Reproduce all lines of the listing below in which the word "Cakes" occurs.

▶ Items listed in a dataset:
= = = = =

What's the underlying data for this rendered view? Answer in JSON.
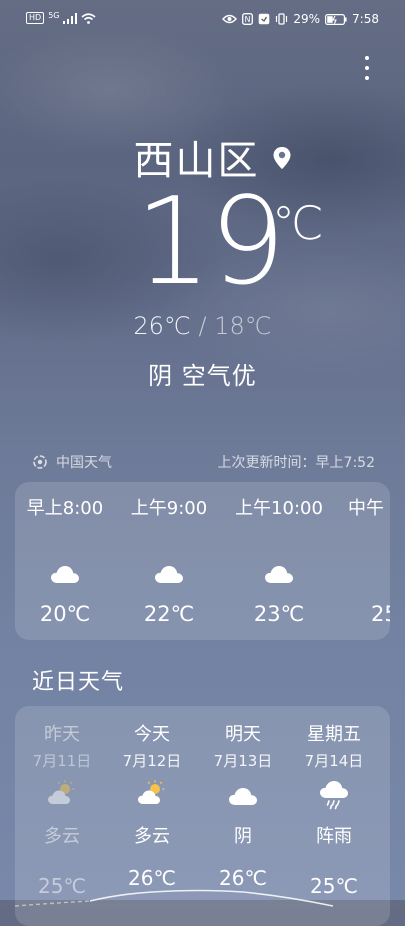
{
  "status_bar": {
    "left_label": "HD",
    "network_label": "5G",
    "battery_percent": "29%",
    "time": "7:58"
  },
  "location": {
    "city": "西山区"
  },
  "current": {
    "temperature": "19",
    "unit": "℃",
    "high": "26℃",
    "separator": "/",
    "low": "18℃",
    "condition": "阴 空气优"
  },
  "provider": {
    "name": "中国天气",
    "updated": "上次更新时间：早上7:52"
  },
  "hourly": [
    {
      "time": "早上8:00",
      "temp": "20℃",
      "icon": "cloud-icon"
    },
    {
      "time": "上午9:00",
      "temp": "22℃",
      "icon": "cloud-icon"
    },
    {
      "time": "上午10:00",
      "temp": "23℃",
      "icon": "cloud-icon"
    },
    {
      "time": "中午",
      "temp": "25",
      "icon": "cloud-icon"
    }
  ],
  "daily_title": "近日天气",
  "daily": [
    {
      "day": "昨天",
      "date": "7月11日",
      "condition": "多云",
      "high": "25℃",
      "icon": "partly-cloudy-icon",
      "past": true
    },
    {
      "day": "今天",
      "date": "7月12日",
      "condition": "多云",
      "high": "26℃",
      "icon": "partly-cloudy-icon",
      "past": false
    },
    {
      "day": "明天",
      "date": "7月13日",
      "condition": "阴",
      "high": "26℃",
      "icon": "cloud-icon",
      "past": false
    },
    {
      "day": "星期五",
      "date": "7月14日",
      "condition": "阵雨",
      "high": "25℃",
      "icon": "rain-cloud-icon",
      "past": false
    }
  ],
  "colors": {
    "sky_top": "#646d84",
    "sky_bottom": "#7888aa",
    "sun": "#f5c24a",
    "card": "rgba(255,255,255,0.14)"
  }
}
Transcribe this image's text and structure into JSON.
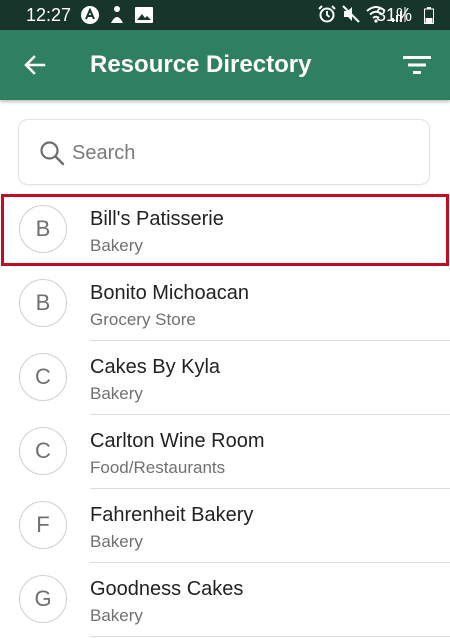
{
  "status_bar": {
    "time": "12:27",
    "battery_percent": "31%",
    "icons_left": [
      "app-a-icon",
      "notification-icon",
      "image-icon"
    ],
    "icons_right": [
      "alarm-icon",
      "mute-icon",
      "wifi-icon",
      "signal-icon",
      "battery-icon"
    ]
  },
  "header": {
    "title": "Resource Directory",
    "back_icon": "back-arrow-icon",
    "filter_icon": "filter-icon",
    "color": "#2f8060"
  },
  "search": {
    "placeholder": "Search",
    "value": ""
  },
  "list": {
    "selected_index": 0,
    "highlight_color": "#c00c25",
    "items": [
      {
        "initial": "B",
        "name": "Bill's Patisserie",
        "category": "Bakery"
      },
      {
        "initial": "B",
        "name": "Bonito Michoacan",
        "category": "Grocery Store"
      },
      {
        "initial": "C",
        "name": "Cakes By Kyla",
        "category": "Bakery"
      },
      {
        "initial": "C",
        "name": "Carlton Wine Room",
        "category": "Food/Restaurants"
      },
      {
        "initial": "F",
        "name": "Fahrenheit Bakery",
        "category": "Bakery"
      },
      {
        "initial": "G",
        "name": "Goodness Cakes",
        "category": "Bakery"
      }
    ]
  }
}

= = = = =

▶ IN RESPONSE:
        "name": "Cakes By Kyla",
        "name": "Goodness Cakes",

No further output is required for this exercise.